--- begin ---

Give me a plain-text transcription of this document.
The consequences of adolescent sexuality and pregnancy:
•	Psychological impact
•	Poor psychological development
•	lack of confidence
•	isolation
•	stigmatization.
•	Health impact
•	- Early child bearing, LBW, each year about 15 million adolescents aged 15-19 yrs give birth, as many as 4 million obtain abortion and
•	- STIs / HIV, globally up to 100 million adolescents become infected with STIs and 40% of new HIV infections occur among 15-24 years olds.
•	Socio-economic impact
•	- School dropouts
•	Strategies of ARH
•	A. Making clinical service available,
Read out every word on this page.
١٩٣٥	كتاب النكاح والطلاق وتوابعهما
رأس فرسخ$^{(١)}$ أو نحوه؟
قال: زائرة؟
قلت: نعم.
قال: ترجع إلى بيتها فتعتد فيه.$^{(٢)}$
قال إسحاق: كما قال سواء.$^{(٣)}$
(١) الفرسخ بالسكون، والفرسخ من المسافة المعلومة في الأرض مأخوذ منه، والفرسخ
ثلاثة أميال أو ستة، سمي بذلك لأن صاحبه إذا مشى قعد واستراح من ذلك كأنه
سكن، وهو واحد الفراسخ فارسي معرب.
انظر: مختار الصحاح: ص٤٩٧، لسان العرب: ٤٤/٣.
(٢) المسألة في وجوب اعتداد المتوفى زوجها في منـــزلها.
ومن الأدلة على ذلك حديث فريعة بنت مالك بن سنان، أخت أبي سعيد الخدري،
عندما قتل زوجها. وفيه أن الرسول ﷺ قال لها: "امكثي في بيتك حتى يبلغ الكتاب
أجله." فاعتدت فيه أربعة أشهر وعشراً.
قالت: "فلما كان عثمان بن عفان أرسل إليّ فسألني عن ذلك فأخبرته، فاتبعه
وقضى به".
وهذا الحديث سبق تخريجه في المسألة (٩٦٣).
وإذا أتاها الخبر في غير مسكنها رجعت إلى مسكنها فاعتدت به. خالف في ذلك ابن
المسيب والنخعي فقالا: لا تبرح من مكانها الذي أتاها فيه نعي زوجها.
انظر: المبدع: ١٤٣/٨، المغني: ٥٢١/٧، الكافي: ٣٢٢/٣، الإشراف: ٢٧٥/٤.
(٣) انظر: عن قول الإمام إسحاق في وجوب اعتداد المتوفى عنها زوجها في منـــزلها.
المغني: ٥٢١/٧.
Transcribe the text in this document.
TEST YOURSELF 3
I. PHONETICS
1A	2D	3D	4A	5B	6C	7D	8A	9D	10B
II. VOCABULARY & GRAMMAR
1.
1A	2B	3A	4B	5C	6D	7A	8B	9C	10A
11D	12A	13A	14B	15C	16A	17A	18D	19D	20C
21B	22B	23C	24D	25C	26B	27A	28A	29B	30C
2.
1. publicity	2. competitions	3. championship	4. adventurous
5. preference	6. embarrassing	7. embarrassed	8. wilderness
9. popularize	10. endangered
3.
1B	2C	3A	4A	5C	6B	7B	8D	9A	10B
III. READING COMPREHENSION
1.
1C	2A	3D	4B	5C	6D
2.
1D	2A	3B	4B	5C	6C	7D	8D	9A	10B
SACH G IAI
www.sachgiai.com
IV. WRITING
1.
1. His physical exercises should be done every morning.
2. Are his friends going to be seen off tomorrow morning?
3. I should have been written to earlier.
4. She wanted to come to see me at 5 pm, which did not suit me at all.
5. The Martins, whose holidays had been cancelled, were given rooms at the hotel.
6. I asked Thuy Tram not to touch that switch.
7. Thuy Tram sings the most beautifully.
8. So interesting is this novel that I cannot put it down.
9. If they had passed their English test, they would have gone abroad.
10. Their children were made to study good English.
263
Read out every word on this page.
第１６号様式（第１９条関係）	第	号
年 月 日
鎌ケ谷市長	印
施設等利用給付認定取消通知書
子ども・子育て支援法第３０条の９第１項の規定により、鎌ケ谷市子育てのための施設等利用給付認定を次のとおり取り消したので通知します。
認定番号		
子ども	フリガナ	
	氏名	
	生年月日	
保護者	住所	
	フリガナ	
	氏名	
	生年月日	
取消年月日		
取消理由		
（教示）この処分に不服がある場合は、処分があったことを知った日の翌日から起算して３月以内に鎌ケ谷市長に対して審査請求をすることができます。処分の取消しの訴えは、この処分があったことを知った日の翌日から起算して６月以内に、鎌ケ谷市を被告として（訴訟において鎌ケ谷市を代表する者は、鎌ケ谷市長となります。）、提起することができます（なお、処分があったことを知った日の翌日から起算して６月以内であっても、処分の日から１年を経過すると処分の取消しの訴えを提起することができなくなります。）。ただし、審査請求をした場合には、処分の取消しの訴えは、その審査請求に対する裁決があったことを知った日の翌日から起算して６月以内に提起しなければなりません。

--- end ---

Directions: Count every line above that holds the word "وجوب", and state the number and nothing more.

Full output: 2